**Stated task**
Tally the lines containing the word "this", and report the tally alone.

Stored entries
---
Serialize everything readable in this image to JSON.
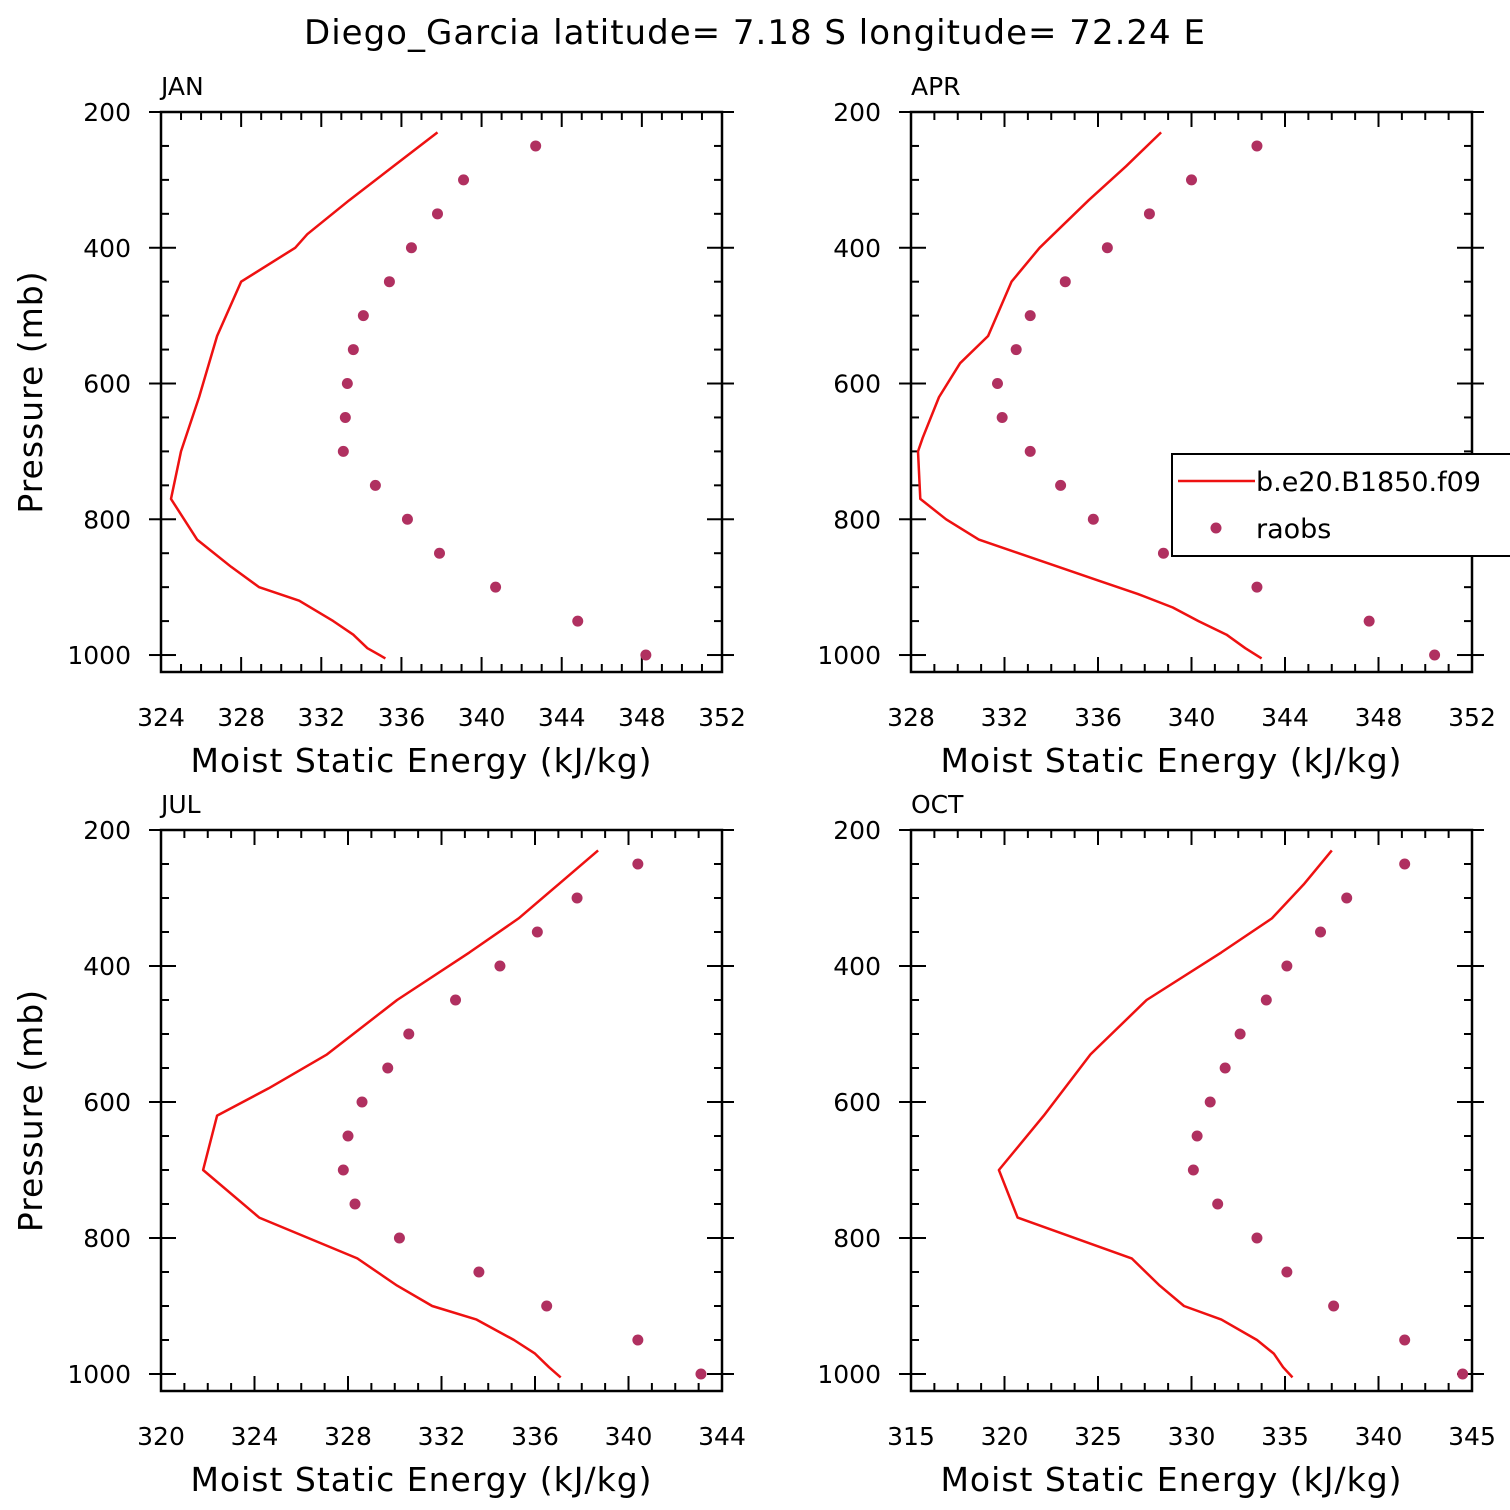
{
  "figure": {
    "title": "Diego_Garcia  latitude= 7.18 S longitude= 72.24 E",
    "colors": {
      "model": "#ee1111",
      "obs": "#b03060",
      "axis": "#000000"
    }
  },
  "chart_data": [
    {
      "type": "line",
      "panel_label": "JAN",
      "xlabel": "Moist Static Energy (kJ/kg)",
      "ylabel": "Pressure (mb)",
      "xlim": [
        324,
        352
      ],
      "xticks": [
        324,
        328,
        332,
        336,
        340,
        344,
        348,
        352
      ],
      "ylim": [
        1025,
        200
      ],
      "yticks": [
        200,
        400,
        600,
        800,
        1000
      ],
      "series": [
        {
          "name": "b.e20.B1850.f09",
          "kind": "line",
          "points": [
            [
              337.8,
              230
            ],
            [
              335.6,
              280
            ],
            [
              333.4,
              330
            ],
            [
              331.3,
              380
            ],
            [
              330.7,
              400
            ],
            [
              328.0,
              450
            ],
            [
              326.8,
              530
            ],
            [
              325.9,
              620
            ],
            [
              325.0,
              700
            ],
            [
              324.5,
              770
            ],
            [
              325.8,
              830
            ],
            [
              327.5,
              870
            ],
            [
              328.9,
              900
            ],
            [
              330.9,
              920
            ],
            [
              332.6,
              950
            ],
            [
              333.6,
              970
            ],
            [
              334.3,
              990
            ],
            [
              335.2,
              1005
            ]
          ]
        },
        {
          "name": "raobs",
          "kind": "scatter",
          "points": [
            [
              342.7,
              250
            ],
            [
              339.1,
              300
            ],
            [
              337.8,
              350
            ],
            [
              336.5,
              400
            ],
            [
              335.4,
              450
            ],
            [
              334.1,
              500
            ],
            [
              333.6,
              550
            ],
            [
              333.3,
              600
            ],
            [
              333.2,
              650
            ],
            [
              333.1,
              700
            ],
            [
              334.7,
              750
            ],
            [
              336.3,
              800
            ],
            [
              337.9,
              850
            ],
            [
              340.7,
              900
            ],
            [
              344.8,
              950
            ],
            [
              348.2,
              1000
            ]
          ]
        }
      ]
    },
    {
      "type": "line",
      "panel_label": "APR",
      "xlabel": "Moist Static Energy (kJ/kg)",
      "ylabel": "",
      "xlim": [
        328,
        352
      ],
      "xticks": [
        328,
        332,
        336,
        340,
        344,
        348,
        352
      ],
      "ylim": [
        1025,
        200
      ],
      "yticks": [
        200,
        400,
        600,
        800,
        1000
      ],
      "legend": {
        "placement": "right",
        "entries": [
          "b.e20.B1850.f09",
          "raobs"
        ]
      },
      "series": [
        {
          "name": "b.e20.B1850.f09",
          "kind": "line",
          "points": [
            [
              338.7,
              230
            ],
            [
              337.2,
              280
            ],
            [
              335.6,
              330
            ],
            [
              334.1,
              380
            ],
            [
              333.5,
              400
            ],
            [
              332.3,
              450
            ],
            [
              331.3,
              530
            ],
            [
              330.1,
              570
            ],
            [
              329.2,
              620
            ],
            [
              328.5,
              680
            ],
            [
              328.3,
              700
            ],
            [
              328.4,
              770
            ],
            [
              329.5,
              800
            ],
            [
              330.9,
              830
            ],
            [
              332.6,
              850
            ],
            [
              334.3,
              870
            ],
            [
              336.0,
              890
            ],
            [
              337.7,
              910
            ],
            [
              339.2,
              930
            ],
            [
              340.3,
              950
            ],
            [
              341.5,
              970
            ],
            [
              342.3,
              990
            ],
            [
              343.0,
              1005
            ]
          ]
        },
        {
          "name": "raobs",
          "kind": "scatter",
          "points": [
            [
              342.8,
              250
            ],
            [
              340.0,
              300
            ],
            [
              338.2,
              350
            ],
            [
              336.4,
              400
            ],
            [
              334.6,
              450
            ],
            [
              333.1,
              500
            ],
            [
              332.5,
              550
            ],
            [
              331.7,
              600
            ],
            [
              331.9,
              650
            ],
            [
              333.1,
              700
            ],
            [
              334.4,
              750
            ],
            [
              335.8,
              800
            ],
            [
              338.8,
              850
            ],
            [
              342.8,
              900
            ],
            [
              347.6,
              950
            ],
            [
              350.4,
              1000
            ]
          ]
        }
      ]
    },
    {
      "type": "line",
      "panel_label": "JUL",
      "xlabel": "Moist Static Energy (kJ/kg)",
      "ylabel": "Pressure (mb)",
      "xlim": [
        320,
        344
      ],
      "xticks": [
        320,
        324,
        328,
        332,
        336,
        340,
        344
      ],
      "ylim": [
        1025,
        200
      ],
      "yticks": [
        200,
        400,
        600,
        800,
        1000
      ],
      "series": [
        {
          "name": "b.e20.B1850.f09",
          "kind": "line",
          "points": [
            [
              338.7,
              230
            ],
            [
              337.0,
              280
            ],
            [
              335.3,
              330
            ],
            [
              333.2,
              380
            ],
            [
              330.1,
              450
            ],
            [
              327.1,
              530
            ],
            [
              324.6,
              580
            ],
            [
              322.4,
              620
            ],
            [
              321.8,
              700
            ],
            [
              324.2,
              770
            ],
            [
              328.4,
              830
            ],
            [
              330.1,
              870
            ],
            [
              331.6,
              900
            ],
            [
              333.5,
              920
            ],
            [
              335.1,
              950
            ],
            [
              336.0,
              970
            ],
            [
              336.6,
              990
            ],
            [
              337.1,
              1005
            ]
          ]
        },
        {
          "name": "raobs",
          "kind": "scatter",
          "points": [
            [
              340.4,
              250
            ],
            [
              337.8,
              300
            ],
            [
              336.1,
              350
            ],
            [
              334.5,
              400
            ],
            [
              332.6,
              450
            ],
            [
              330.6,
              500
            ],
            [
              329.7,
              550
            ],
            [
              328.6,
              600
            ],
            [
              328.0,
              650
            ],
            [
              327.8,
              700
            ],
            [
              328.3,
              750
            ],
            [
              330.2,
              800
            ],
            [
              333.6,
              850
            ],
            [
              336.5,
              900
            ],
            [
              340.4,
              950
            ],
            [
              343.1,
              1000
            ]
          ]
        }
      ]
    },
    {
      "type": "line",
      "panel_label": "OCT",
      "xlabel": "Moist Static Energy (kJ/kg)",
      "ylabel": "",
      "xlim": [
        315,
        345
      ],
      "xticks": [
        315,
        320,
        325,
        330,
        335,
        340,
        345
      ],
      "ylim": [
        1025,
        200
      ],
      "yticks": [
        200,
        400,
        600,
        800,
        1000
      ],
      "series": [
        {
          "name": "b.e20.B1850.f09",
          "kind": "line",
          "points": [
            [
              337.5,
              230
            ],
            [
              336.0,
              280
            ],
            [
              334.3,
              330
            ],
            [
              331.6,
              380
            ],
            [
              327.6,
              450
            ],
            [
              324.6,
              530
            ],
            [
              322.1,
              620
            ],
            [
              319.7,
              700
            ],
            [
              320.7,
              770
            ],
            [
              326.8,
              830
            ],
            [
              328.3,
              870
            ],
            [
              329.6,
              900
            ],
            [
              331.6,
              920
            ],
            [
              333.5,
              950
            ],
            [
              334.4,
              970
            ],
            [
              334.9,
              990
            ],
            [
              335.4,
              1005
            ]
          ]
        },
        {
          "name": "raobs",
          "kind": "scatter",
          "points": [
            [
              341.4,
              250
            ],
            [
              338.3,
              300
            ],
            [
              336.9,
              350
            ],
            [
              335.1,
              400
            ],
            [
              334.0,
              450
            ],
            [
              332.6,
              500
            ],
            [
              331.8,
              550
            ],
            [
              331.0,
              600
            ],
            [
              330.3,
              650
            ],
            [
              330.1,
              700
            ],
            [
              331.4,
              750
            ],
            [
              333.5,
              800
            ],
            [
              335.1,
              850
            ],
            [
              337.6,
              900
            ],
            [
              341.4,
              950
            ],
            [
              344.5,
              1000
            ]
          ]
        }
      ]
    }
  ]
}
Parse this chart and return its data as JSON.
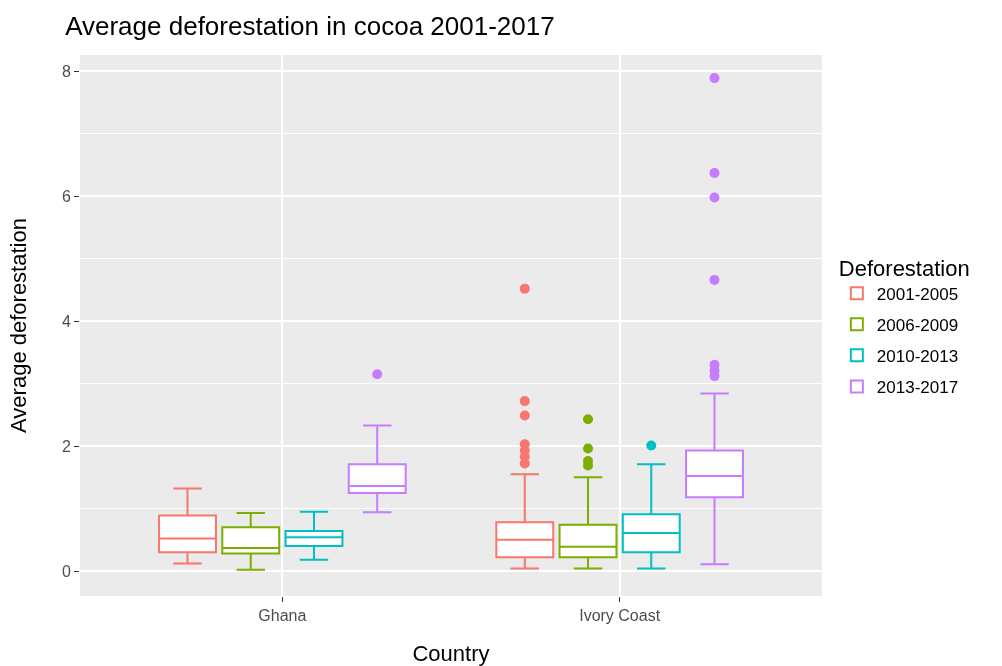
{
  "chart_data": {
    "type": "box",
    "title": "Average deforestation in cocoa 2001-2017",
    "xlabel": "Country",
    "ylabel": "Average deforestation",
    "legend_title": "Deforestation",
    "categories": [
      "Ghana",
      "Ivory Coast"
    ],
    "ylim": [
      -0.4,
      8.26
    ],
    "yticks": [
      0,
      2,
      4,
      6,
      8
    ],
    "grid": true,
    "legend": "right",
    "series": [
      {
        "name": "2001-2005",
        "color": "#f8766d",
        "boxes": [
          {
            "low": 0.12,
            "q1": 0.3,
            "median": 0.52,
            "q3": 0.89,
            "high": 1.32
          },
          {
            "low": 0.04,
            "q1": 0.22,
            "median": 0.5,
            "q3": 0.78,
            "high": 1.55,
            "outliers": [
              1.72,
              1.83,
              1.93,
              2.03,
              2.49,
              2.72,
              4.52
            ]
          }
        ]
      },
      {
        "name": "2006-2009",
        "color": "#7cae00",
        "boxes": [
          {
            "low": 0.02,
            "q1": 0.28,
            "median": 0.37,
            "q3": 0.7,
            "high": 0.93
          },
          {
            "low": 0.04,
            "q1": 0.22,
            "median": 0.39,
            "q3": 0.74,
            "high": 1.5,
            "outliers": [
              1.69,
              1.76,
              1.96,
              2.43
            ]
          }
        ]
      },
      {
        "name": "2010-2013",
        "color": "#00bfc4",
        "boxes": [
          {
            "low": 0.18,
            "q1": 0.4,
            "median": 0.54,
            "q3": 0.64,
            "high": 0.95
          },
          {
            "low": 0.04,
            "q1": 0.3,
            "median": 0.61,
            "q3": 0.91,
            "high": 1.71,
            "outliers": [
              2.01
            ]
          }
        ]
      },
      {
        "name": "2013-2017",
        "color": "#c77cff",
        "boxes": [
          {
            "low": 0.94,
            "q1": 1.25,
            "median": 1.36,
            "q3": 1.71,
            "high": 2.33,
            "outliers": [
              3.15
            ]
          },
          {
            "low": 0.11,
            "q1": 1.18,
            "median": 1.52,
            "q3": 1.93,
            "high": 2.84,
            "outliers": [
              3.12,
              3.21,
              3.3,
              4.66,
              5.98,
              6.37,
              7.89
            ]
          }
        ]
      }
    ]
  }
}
---
**Answer to the exercise**
2